**RECORD EXTRACTS:**
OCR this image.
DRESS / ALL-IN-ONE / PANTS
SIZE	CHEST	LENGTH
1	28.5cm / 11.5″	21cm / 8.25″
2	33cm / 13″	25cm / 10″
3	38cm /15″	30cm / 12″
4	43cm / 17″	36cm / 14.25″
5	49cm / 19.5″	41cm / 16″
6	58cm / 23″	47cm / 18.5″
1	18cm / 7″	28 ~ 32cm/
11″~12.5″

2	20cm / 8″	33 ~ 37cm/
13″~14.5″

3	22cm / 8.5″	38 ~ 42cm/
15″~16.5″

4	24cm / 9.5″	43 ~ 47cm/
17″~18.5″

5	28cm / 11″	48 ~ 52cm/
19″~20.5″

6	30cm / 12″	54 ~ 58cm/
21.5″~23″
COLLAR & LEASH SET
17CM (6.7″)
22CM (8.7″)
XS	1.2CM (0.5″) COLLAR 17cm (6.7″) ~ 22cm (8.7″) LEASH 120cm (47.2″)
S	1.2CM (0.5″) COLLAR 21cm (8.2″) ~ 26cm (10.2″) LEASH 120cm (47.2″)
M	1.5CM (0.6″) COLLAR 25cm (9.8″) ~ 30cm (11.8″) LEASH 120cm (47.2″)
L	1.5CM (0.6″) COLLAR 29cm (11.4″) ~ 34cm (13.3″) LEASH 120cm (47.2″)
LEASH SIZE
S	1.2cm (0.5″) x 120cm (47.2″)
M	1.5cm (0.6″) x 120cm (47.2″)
---
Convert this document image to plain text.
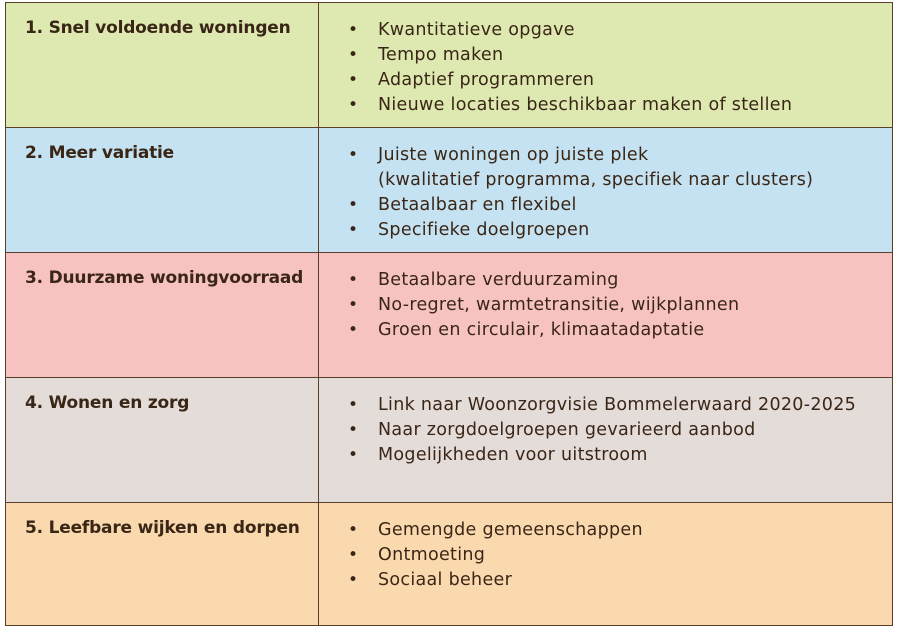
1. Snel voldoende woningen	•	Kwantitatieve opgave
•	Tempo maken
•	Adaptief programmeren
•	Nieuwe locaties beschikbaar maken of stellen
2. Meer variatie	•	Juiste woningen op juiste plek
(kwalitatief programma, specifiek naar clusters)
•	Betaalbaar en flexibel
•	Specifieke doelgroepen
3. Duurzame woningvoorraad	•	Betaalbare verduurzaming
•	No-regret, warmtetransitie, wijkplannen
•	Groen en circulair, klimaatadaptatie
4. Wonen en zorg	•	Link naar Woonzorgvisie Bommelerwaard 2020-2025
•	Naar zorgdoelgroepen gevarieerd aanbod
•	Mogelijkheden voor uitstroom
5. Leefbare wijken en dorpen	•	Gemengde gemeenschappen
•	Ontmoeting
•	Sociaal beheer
---
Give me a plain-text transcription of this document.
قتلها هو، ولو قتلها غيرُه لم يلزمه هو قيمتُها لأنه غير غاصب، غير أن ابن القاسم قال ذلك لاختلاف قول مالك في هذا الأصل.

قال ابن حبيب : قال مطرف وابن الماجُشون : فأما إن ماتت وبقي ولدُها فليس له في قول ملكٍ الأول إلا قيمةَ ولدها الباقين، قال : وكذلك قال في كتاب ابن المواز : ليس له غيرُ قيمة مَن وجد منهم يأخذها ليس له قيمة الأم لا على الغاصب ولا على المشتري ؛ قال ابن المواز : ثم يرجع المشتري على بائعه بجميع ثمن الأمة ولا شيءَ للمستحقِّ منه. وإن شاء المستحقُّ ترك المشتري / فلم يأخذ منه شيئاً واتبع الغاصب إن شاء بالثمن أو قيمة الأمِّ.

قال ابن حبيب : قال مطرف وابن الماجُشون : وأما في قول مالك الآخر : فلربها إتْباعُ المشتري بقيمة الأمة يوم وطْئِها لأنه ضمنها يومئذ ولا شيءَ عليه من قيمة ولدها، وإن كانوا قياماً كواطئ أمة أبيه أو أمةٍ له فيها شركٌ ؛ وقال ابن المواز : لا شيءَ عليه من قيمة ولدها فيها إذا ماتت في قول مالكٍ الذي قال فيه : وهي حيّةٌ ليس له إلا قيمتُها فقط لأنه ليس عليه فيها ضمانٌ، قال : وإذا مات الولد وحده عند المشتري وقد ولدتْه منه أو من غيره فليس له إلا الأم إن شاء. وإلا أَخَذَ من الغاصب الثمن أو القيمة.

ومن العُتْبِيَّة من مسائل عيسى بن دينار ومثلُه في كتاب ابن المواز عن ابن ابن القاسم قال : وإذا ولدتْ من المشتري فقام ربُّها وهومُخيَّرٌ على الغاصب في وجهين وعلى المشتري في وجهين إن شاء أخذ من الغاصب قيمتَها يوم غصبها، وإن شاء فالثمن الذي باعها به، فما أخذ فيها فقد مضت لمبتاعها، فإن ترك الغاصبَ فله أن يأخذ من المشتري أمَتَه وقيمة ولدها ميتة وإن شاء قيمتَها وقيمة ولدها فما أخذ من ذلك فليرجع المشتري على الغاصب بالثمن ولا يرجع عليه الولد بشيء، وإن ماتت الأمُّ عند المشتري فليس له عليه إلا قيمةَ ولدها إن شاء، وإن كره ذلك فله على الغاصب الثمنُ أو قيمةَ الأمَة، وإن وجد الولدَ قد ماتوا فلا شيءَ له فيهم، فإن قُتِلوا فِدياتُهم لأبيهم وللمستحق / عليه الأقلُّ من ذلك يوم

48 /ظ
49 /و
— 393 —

**AIM OF THE TASK:** Only the number is wanted: how many lines of these entries contain the string "قيمت"?

**REPLY:** 3